> Extracted records:
━━━━━━━━━━
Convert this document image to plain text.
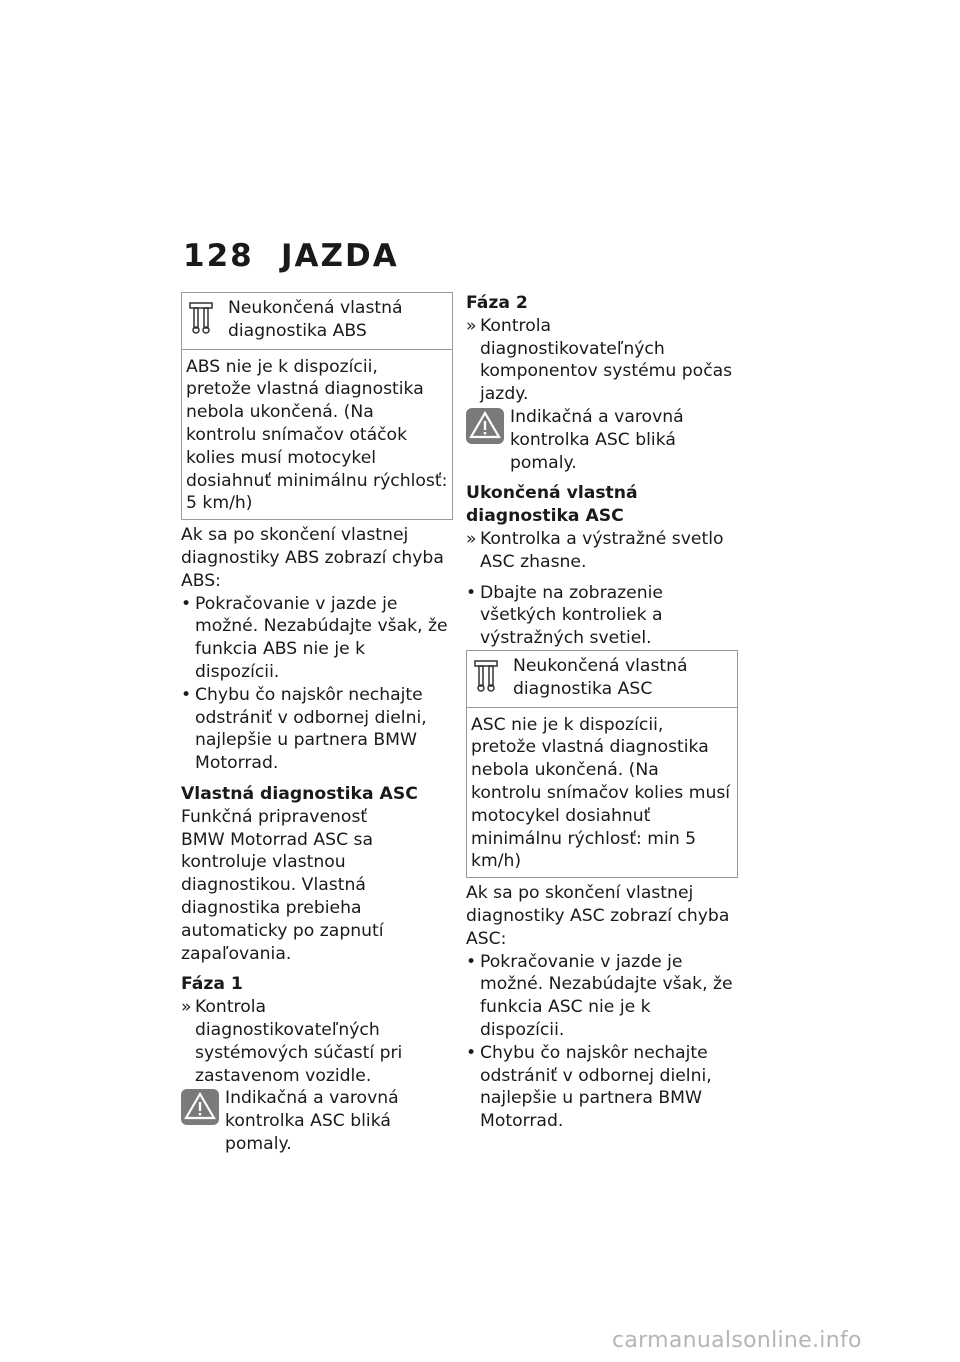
128 JAZDA
Neukončená vlastná diagnostika ABS
ABS nie je k dispozícii, pretože vlastná diagnostika nebola ukončená. (Na kontrolu snímačov otáčok kolies musí motocykel dosiahnuť minimálnu rýchlosť: 5 km/h)

Ak sa po skončení vlastnej diagnostiky ABS zobrazí chyba ABS:

• Pokračovanie v jazde je možné. Nezabúdajte však, že funkcia ABS nie je k dispozícii.
• Chybu čo najskôr nechajte odstrániť v odbornej dielni, najlepšie u partnera BMW Motorrad.

Vlastná diagnostika ASC

Funkčná pripravenosť

BMW Motorrad ASC sa kontroluje vlastnou diagnostikou. Vlastná diagnostika prebieha automaticky po zapnutí zapaľovania.

Fáza 1

» Kontrola diagnostikovateľných systémových súčastí pri zastavenom vozidle.
Indikačná a varovná kontrolka ASC bliká pomaly.

Fáza 2

» Kontrola diagnostikovateľných komponentov systému počas jazdy.
Indikačná a varovná kontrolka ASC bliká pomaly.

Ukončená vlastná diagnostika ASC

» Kontrolka a výstražné svetlo ASC zhasne.
• Dbajte na zobrazenie všetkých kontroliek a výstražných svetiel.
Neukončená vlastná diagnostika ASC
ASC nie je k dispozícii, pretože vlastná diagnostika nebola ukončená. (Na kontrolu snímačov kolies musí motocykel dosiahnuť minimálnu rýchlosť: min 5 km/h)

Ak sa po skončení vlastnej diagnostiky ASC zobrazí chyba ASC:

• Pokračovanie v jazde je možné. Nezabúdajte však, že funkcia ASC nie je k dispozícii.
• Chybu čo najskôr nechajte odstrániť v odbornej dielni, najlepšie u partnera BMW Motorrad.
carmanualsonline.info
━━━━━━━━━━
> Work to be completed: Look through the data and gather every line with the string "možné" in it.

> Full response:
• Pokračovanie v jazde je možné. Nezabúdajte však, že funkcia ABS nie je k dispozícii.
• Pokračovanie v jazde je možné. Nezabúdajte však, že funkcia ASC nie je k dispozícii.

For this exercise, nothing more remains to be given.